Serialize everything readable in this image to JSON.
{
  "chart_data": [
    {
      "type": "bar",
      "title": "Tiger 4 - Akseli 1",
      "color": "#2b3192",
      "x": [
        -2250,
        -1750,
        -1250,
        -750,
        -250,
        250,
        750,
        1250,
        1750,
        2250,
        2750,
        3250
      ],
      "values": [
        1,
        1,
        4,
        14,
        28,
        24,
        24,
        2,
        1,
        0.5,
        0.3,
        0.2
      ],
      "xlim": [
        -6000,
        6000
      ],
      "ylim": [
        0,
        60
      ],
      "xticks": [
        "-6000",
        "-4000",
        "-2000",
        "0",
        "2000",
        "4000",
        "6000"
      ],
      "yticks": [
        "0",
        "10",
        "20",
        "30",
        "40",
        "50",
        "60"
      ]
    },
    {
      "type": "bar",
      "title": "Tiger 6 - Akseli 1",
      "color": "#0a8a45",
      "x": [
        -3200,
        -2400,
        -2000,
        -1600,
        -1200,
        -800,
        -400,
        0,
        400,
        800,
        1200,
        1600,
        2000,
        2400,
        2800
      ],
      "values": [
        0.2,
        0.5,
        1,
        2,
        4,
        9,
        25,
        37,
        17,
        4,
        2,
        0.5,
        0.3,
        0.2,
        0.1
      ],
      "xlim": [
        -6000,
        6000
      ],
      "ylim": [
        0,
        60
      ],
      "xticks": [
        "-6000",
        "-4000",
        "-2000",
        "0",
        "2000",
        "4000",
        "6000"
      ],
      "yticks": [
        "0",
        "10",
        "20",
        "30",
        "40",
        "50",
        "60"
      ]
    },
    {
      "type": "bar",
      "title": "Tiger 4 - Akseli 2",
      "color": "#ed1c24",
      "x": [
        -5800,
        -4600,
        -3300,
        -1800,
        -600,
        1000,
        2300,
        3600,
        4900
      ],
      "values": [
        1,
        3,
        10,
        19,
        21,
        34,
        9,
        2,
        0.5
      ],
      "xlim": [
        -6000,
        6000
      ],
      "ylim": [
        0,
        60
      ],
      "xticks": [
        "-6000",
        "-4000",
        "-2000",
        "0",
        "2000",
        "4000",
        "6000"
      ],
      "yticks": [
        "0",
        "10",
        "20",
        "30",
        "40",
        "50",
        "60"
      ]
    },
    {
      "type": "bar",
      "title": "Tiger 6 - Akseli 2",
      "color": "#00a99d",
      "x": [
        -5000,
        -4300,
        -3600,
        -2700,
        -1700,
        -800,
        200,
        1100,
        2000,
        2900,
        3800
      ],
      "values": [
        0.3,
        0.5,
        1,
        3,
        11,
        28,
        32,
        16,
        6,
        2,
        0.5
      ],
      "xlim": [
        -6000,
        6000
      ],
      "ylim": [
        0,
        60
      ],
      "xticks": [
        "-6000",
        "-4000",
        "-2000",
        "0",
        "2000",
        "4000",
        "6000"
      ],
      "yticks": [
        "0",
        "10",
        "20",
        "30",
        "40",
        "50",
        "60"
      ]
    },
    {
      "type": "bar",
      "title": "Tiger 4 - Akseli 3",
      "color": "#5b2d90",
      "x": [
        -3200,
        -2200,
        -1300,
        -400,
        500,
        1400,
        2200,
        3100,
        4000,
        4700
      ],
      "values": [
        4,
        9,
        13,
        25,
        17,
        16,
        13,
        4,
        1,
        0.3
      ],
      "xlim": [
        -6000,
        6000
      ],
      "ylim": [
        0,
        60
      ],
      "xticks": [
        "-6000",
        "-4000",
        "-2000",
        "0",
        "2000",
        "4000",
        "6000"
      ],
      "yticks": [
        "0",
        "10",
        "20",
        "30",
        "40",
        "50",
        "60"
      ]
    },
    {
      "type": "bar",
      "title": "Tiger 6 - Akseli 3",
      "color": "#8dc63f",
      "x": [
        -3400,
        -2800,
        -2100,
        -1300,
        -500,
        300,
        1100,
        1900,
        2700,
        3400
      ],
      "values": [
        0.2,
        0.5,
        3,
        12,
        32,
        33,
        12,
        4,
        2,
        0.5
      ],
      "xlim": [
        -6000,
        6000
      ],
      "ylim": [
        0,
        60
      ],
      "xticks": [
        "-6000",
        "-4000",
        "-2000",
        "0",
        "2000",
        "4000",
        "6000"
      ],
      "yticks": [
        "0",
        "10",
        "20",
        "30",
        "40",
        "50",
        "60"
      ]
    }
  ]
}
——
## WHAT NEEDS TO BE DONE
Output every record above exactly as it appears.

## WORKED ANSWER
Serialize everything readable in this image to JSON.
{
  "chart_data": [
    {
      "type": "bar",
      "title": "Tiger 4 - Akseli 1",
      "color": "#2b3192",
      "x": [
        -2250,
        -1750,
        -1250,
        -750,
        -250,
        250,
        750,
        1250,
        1750,
        2250,
        2750,
        3250
      ],
      "values": [
        1,
        1,
        4,
        14,
        28,
        24,
        24,
        2,
        1,
        0.5,
        0.3,
        0.2
      ],
      "xlim": [
        -6000,
        6000
      ],
      "ylim": [
        0,
        60
      ],
      "xticks": [
        "-6000",
        "-4000",
        "-2000",
        "0",
        "2000",
        "4000",
        "6000"
      ],
      "yticks": [
        "0",
        "10",
        "20",
        "30",
        "40",
        "50",
        "60"
      ]
    },
    {
      "type": "bar",
      "title": "Tiger 6 - Akseli 1",
      "color": "#0a8a45",
      "x": [
        -3200,
        -2400,
        -2000,
        -1600,
        -1200,
        -800,
        -400,
        0,
        400,
        800,
        1200,
        1600,
        2000,
        2400,
        2800
      ],
      "values": [
        0.2,
        0.5,
        1,
        2,
        4,
        9,
        25,
        37,
        17,
        4,
        2,
        0.5,
        0.3,
        0.2,
        0.1
      ],
      "xlim": [
        -6000,
        6000
      ],
      "ylim": [
        0,
        60
      ],
      "xticks": [
        "-6000",
        "-4000",
        "-2000",
        "0",
        "2000",
        "4000",
        "6000"
      ],
      "yticks": [
        "0",
        "10",
        "20",
        "30",
        "40",
        "50",
        "60"
      ]
    },
    {
      "type": "bar",
      "title": "Tiger 4 - Akseli 2",
      "color": "#ed1c24",
      "x": [
        -5800,
        -4600,
        -3300,
        -1800,
        -600,
        1000,
        2300,
        3600,
        4900
      ],
      "values": [
        1,
        3,
        10,
        19,
        21,
        34,
        9,
        2,
        0.5
      ],
      "xlim": [
        -6000,
        6000
      ],
      "ylim": [
        0,
        60
      ],
      "xticks": [
        "-6000",
        "-4000",
        "-2000",
        "0",
        "2000",
        "4000",
        "6000"
      ],
      "yticks": [
        "0",
        "10",
        "20",
        "30",
        "40",
        "50",
        "60"
      ]
    },
    {
      "type": "bar",
      "title": "Tiger 6 - Akseli 2",
      "color": "#00a99d",
      "x": [
        -5000,
        -4300,
        -3600,
        -2700,
        -1700,
        -800,
        200,
        1100,
        2000,
        2900,
        3800
      ],
      "values": [
        0.3,
        0.5,
        1,
        3,
        11,
        28,
        32,
        16,
        6,
        2,
        0.5
      ],
      "xlim": [
        -6000,
        6000
      ],
      "ylim": [
        0,
        60
      ],
      "xticks": [
        "-6000",
        "-4000",
        "-2000",
        "0",
        "2000",
        "4000",
        "6000"
      ],
      "yticks": [
        "0",
        "10",
        "20",
        "30",
        "40",
        "50",
        "60"
      ]
    },
    {
      "type": "bar",
      "title": "Tiger 4 - Akseli 3",
      "color": "#5b2d90",
      "x": [
        -3200,
        -2200,
        -1300,
        -400,
        500,
        1400,
        2200,
        3100,
        4000,
        4700
      ],
      "values": [
        4,
        9,
        13,
        25,
        17,
        16,
        13,
        4,
        1,
        0.3
      ],
      "xlim": [
        -6000,
        6000
      ],
      "ylim": [
        0,
        60
      ],
      "xticks": [
        "-6000",
        "-4000",
        "-2000",
        "0",
        "2000",
        "4000",
        "6000"
      ],
      "yticks": [
        "0",
        "10",
        "20",
        "30",
        "40",
        "50",
        "60"
      ]
    },
    {
      "type": "bar",
      "title": "Tiger 6 - Akseli 3",
      "color": "#8dc63f",
      "x": [
        -3400,
        -2800,
        -2100,
        -1300,
        -500,
        300,
        1100,
        1900,
        2700,
        3400
      ],
      "values": [
        0.2,
        0.5,
        3,
        12,
        32,
        33,
        12,
        4,
        2,
        0.5
      ],
      "xlim": [
        -6000,
        6000
      ],
      "ylim": [
        0,
        60
      ],
      "xticks": [
        "-6000",
        "-4000",
        "-2000",
        "0",
        "2000",
        "4000",
        "6000"
      ],
      "yticks": [
        "0",
        "10",
        "20",
        "30",
        "40",
        "50",
        "60"
      ]
    }
  ]
}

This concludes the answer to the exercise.